## Information given
=-=-=

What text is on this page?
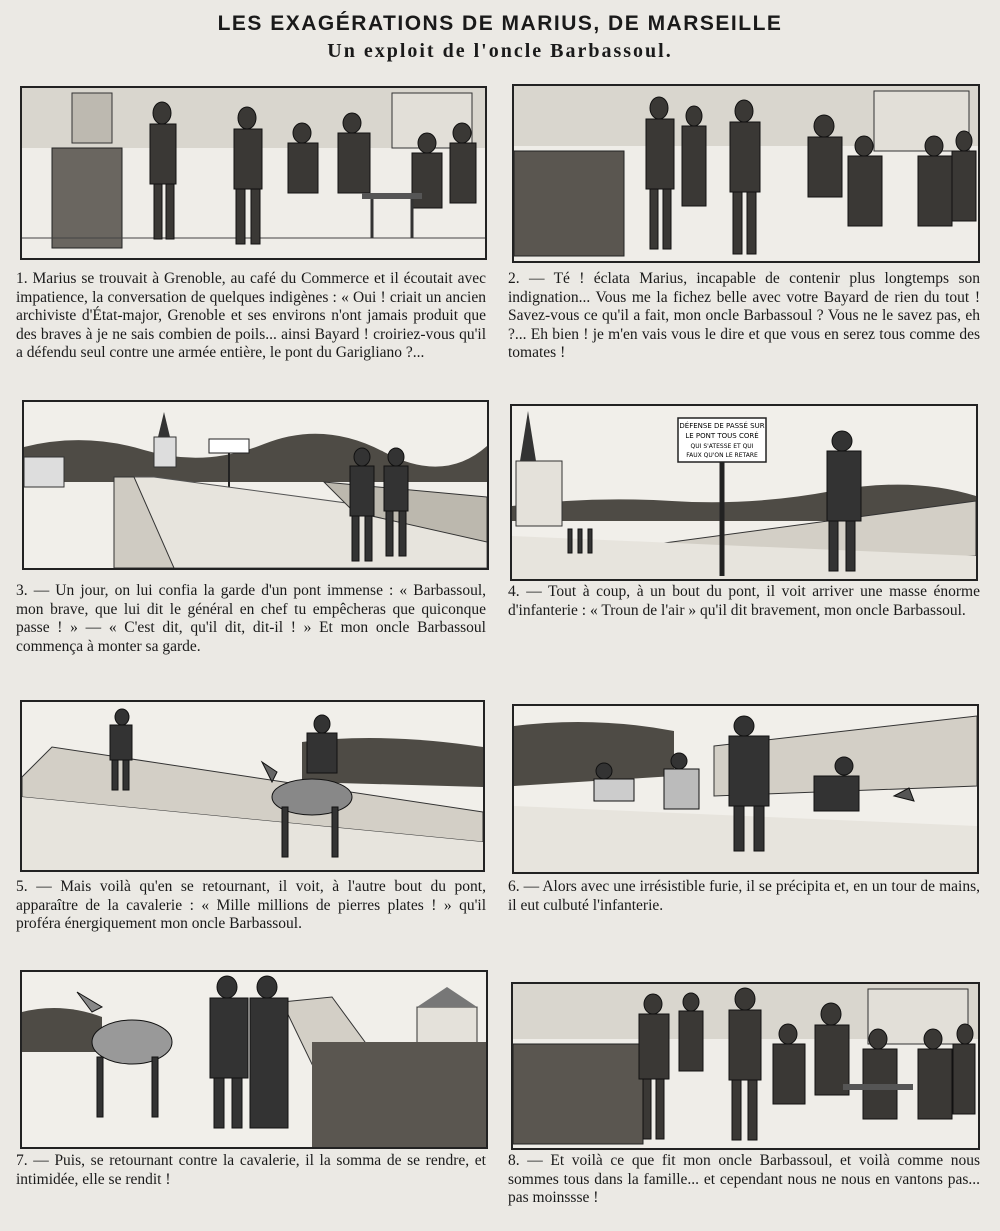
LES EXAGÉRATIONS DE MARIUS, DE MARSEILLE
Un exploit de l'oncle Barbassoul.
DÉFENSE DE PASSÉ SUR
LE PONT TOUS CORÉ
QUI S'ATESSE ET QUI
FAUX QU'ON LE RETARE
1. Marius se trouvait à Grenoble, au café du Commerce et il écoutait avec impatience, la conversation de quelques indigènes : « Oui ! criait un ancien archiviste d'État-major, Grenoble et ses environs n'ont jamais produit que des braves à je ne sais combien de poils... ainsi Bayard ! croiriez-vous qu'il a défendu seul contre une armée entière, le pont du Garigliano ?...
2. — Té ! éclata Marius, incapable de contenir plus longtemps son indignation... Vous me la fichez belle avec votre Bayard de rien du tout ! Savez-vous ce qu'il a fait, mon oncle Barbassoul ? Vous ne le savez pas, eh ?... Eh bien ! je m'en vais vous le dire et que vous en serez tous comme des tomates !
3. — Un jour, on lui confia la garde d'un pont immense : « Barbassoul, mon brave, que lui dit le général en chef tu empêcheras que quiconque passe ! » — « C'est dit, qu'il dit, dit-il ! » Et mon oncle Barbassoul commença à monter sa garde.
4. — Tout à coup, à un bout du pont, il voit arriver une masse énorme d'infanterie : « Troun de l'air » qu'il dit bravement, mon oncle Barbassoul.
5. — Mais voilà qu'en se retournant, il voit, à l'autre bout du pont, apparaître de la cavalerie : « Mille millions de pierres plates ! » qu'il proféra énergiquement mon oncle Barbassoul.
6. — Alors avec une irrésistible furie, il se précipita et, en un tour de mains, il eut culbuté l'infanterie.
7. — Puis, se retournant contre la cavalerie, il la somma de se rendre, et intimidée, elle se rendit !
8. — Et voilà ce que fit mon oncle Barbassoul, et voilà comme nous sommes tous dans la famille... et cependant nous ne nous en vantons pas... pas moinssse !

=-=-=

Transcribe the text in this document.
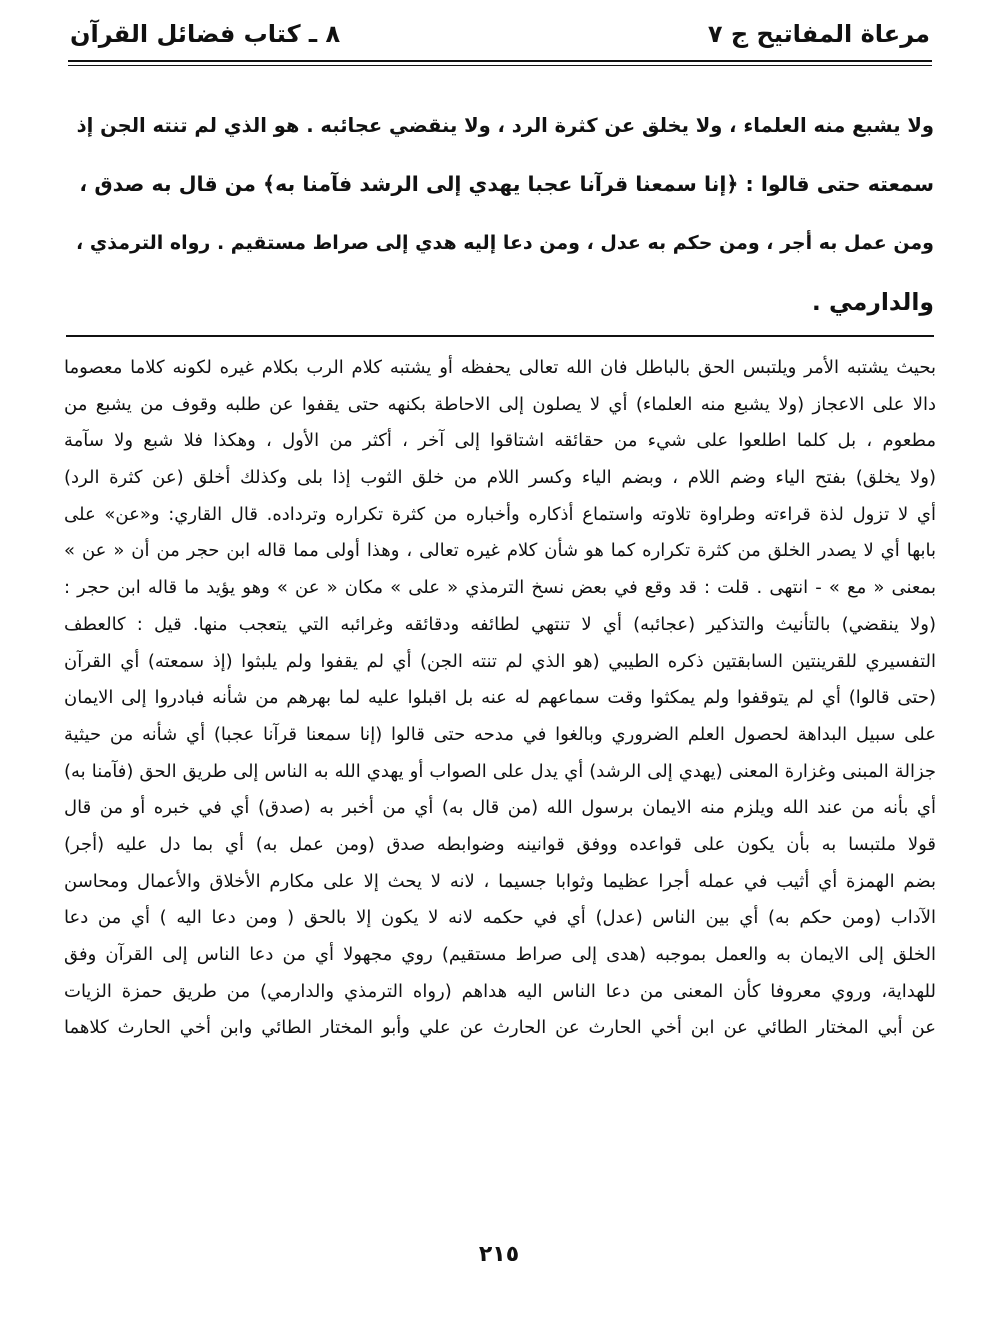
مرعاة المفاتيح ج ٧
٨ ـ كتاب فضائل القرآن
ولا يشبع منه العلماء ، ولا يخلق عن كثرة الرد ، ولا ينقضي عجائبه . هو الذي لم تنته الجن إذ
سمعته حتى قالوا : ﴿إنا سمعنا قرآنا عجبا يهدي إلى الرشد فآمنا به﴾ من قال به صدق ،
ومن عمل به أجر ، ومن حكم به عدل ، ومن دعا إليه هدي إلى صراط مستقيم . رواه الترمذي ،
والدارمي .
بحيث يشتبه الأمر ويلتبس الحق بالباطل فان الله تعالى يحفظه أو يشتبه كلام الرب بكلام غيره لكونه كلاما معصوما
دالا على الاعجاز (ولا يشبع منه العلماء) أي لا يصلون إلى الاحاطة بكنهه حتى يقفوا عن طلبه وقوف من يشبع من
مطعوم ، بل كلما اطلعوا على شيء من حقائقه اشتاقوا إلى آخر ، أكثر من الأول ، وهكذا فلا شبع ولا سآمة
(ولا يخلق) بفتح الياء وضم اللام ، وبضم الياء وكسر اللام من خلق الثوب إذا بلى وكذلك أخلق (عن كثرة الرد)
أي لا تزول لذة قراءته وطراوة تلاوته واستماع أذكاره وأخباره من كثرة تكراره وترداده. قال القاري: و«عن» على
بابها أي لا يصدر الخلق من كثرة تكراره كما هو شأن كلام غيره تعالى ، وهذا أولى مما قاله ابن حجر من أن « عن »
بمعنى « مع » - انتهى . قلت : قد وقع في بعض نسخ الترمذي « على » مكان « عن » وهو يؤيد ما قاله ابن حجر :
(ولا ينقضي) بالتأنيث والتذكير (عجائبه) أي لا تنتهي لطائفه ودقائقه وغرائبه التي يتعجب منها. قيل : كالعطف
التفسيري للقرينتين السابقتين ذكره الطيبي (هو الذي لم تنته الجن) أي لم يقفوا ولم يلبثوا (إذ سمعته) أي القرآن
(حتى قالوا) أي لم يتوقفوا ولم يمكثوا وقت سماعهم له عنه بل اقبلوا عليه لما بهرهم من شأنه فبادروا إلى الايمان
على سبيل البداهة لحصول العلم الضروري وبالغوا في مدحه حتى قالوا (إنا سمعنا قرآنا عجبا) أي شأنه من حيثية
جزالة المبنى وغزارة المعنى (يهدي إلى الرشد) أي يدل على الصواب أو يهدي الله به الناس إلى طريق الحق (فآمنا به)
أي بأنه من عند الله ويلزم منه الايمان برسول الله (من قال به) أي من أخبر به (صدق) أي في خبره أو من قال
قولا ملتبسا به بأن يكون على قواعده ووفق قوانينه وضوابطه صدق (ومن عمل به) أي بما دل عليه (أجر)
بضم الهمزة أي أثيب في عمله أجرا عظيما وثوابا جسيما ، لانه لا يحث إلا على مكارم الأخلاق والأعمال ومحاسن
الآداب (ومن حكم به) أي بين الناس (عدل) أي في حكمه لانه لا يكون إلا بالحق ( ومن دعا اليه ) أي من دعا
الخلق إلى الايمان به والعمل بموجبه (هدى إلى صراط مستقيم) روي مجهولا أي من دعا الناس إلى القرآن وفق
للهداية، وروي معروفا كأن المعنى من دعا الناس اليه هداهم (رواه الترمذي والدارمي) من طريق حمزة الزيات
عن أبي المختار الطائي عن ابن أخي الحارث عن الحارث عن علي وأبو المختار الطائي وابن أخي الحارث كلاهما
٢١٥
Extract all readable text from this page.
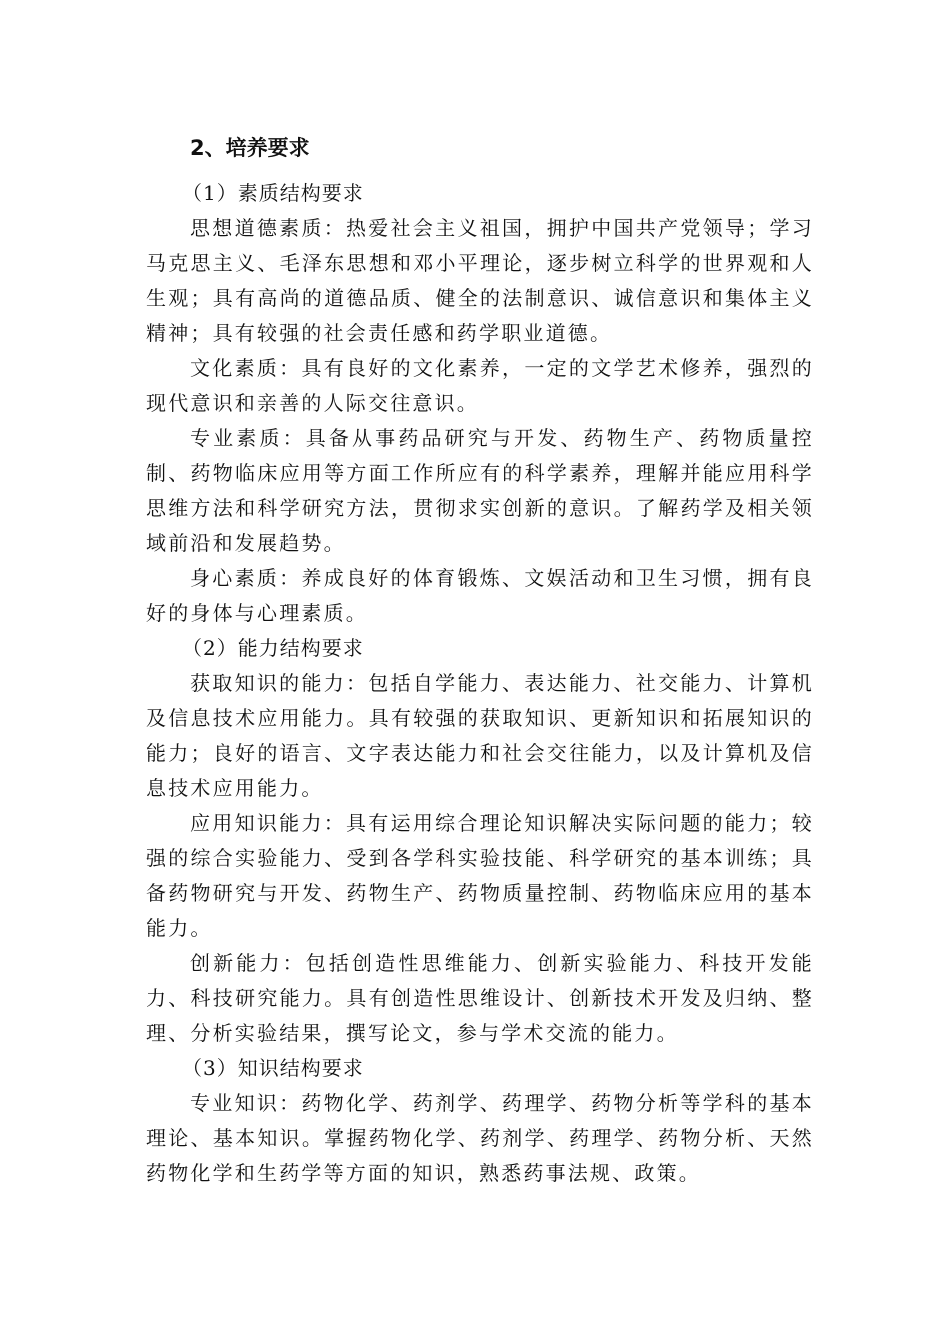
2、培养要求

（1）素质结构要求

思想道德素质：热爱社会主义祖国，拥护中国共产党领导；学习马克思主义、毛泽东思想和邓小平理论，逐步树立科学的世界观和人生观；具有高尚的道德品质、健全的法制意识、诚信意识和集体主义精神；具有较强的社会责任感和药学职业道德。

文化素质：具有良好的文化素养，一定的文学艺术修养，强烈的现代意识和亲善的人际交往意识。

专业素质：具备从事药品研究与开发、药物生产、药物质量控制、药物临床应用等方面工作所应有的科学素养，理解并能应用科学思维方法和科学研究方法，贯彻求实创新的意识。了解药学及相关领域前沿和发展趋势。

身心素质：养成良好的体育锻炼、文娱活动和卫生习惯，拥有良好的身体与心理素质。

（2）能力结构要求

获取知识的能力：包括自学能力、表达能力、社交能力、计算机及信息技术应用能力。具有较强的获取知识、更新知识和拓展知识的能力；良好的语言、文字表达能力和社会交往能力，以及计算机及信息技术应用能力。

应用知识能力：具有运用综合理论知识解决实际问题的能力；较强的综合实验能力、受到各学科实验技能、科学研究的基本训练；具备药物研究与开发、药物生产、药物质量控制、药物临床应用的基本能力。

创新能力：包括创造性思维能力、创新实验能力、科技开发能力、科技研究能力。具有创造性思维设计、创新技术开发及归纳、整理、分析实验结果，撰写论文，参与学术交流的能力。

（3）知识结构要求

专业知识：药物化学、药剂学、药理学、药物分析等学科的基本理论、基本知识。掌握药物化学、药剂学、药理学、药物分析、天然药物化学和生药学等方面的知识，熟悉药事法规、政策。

=-=-=

## Objective
Search the records above for the string "يخلق". Copy every line that contains it.

## Output of the exercise
ولا يشبع منه العلماء ، ولا يخلق عن كثرة الرد ، ولا ينقضي عجائبه . هو الذي لم تنته الجن إذ
(ولا يخلق) بفتح الياء وضم اللام ، وبضم الياء وكسر اللام من خلق الثوب إذا بلى وكذلك أخلق (عن كثرة الرد)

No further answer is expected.